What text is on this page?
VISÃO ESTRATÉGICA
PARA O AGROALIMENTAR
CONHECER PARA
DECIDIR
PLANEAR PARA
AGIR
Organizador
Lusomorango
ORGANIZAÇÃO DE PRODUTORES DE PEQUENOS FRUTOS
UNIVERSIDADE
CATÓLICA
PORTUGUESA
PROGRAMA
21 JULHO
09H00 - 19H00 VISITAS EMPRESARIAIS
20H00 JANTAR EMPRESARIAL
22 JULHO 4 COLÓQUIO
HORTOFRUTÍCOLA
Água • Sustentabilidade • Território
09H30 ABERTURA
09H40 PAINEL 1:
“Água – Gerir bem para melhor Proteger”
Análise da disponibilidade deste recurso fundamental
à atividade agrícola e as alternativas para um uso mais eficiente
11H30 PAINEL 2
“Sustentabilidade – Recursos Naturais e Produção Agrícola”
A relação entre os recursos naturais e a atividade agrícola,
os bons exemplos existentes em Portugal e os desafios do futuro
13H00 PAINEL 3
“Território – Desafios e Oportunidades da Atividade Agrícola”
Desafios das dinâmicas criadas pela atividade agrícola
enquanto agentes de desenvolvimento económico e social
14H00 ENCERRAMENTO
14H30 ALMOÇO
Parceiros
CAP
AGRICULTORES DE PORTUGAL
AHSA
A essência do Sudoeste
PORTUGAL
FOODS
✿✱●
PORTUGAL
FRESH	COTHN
::::
Work required >>
List every line above containing the word "Sustentabilidade".

Exercise solution >>
Água • Sustentabilidade • Território
“Sustentabilidade – Recursos Naturais e Produção Agrícola”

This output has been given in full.